**RAW RECORDS**
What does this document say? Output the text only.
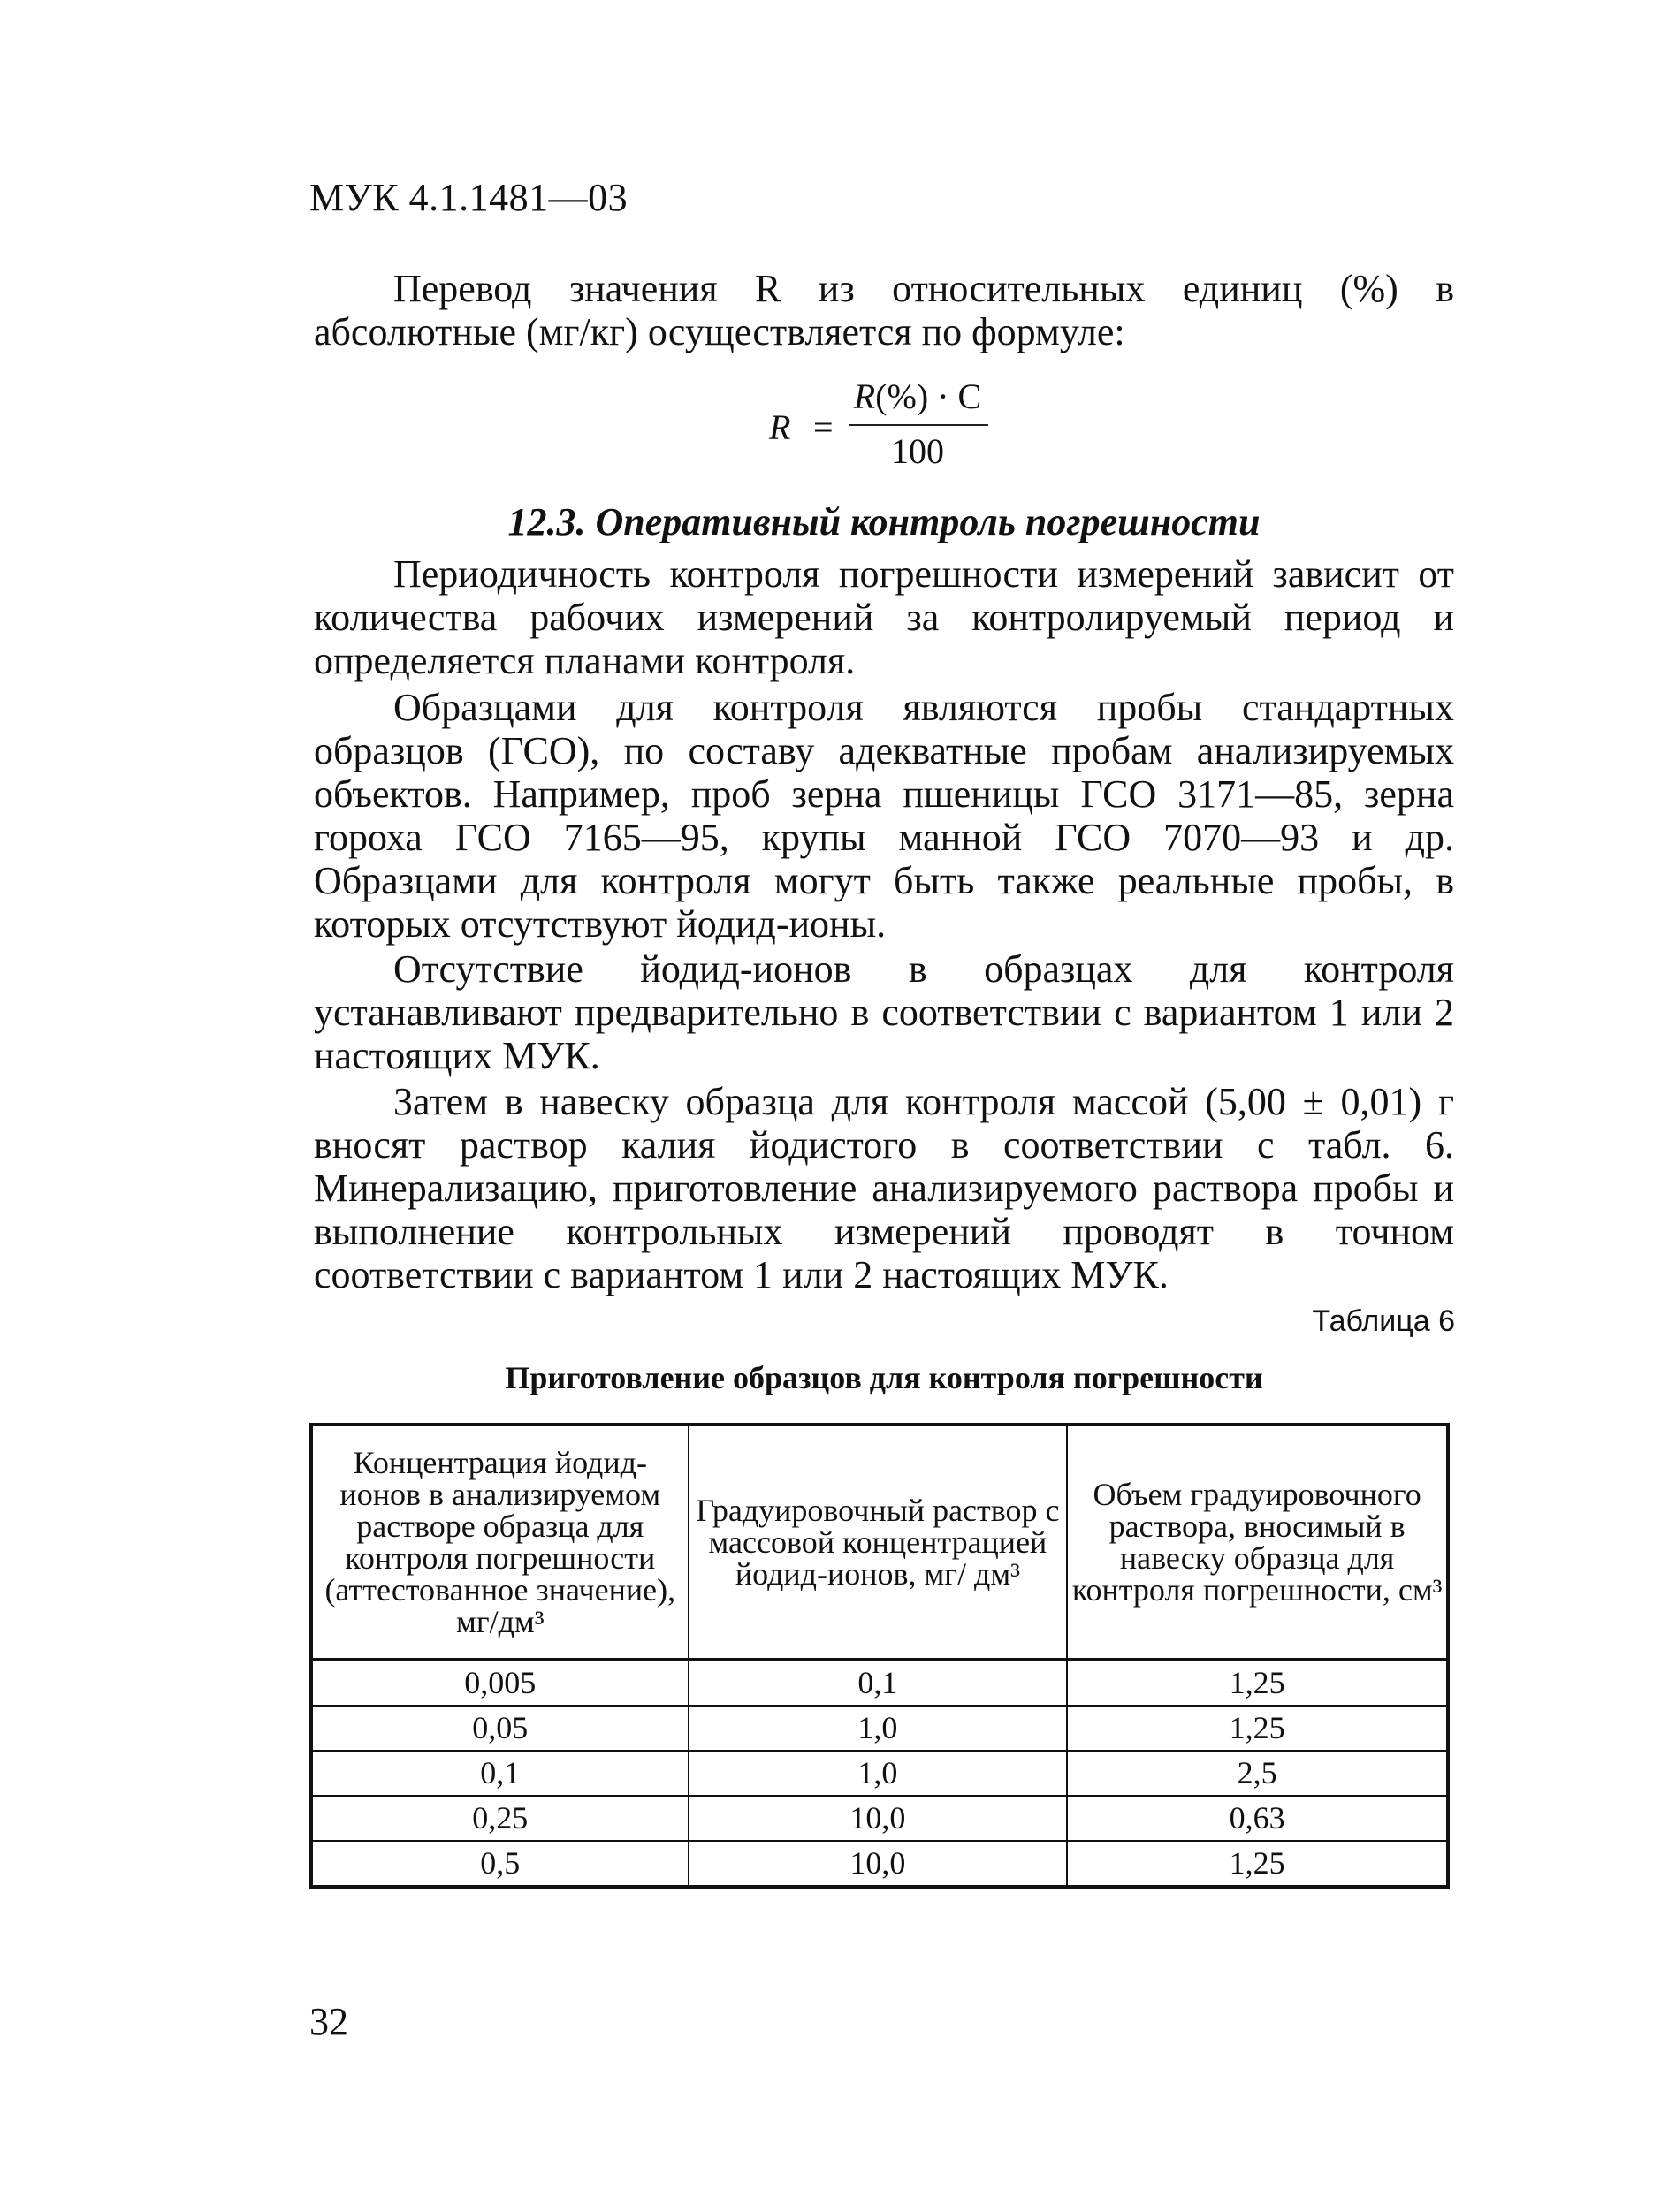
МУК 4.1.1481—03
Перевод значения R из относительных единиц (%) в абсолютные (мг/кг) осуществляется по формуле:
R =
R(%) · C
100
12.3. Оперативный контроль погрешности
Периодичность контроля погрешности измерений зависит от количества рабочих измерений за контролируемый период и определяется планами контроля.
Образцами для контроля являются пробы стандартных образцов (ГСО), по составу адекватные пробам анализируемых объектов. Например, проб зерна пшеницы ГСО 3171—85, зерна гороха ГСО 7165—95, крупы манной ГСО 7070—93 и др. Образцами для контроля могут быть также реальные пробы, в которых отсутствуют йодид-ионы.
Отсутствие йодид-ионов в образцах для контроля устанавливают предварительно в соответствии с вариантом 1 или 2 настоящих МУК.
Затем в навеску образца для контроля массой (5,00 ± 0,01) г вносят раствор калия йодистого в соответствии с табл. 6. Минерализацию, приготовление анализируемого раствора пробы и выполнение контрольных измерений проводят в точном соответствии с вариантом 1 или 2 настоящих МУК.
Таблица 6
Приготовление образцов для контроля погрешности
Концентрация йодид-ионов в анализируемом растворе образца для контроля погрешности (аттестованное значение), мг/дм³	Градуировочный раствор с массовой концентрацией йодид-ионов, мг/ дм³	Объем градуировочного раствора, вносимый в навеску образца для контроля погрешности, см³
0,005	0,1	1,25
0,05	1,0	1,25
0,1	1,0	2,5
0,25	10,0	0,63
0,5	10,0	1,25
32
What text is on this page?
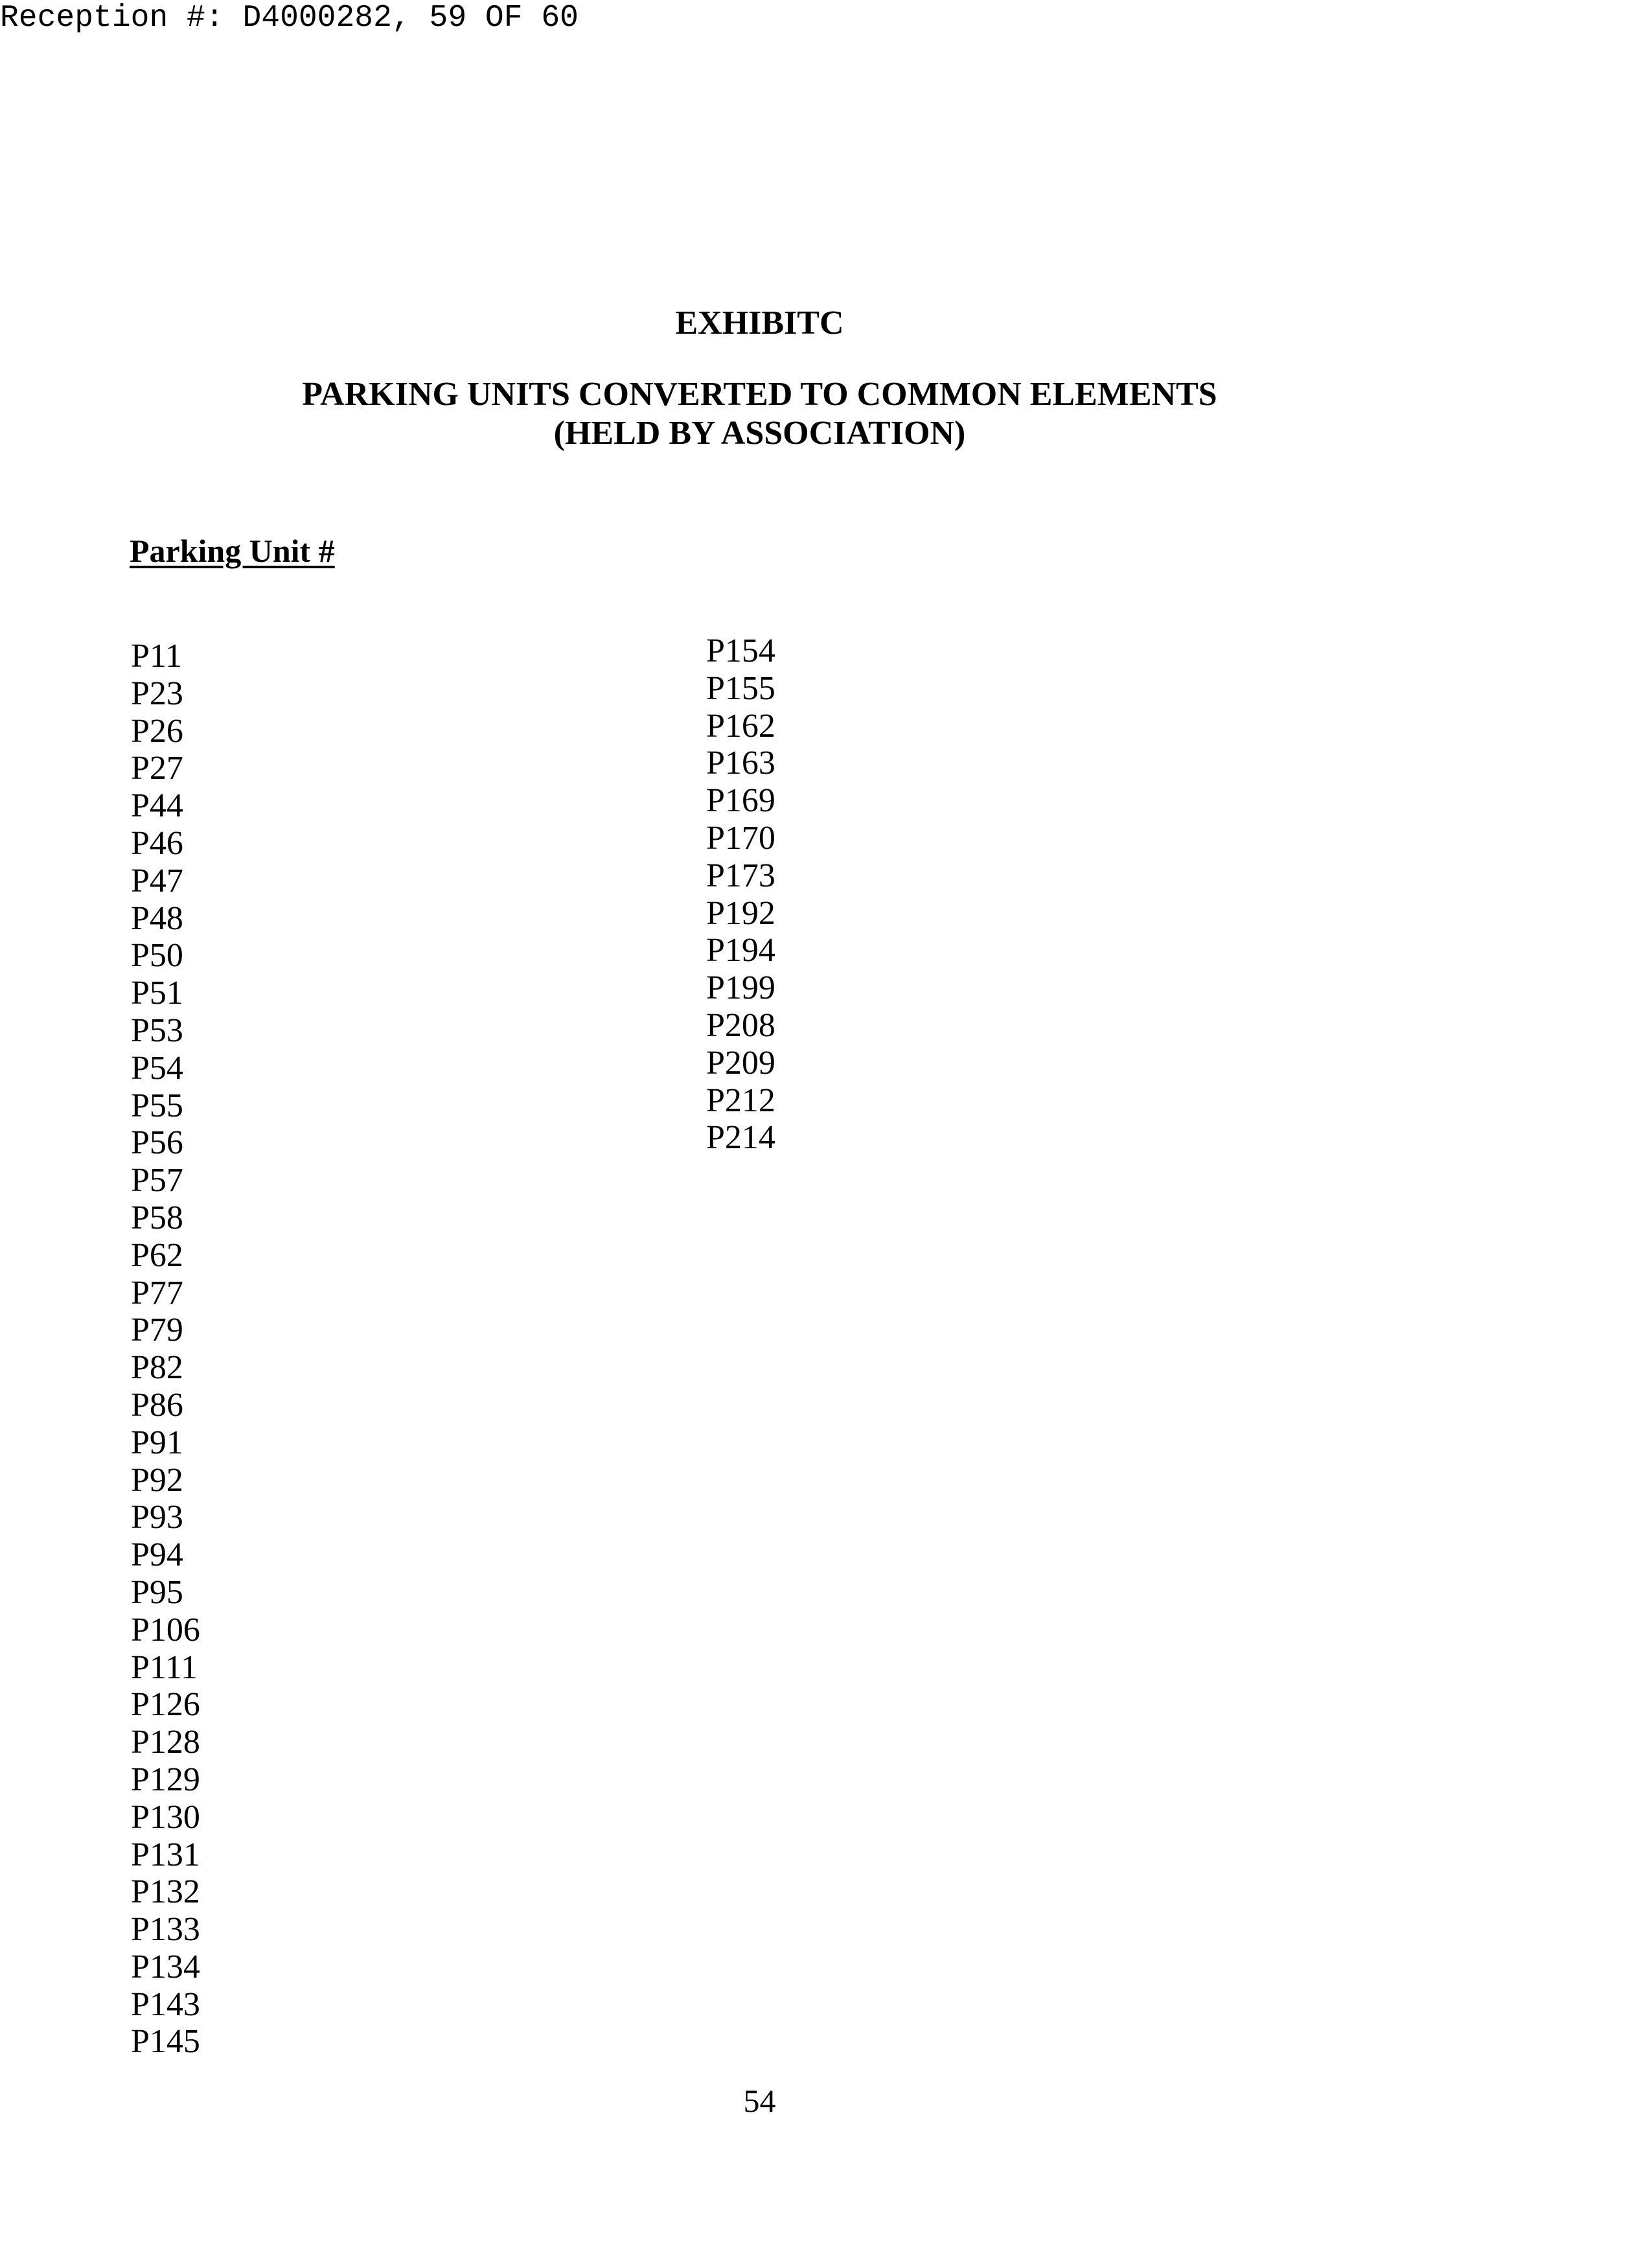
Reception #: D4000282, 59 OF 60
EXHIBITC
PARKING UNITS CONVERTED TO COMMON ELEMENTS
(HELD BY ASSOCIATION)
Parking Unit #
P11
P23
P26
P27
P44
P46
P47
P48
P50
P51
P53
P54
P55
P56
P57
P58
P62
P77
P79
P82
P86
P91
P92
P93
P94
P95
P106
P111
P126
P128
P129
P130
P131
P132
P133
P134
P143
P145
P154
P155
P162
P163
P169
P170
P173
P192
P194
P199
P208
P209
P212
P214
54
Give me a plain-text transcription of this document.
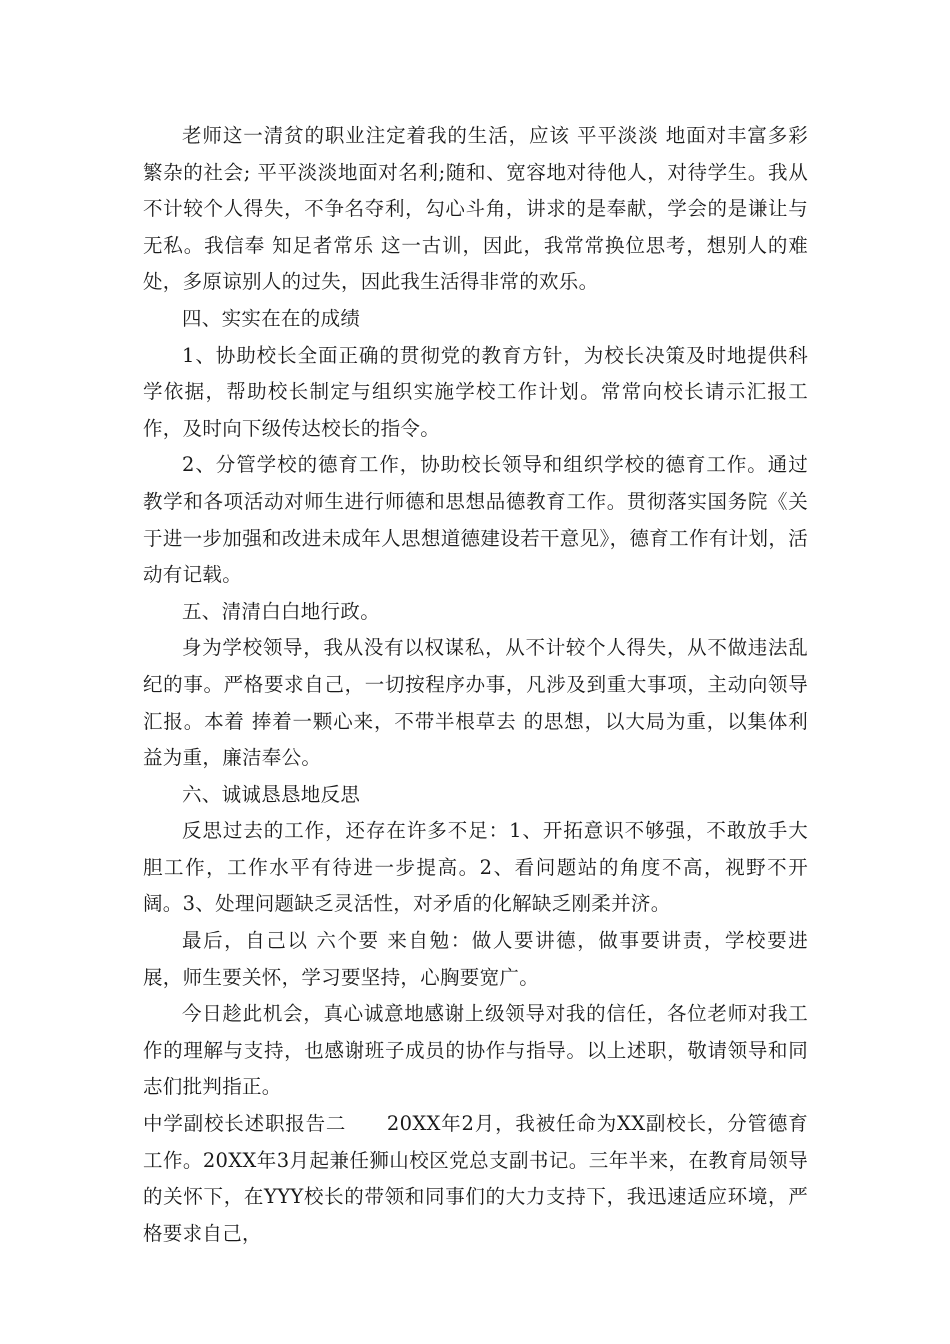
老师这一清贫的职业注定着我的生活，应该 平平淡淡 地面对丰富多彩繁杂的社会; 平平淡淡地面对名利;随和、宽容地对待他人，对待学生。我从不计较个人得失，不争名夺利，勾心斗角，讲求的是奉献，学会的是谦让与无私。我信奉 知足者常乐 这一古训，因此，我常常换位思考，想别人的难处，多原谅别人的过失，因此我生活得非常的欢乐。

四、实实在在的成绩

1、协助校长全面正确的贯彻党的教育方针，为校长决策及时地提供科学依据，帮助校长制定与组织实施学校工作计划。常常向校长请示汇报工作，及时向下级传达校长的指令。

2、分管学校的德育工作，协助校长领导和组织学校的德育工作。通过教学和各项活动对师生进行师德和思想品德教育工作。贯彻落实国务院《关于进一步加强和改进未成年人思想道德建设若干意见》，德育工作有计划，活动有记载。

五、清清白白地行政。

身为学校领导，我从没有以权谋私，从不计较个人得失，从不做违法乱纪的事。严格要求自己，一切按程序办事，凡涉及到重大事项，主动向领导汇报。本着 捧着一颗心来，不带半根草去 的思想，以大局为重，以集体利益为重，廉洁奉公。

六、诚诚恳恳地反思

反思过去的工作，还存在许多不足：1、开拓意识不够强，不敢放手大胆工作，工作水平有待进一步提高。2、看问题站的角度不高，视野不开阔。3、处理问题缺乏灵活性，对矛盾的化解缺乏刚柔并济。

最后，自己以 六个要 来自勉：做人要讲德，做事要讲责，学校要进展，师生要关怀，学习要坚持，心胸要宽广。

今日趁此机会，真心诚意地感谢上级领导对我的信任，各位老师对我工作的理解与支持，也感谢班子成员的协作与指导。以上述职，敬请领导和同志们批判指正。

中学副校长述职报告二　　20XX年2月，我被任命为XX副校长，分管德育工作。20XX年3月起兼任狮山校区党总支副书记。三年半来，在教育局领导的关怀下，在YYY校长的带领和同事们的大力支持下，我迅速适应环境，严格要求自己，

**SHORT PROBLEM**
Return every line holding the word "this" from the records.

**EXERCISE ANSWER**
What does this document say? Output the text only.
What text is on this page?
Give me a plain-text transcription of this document.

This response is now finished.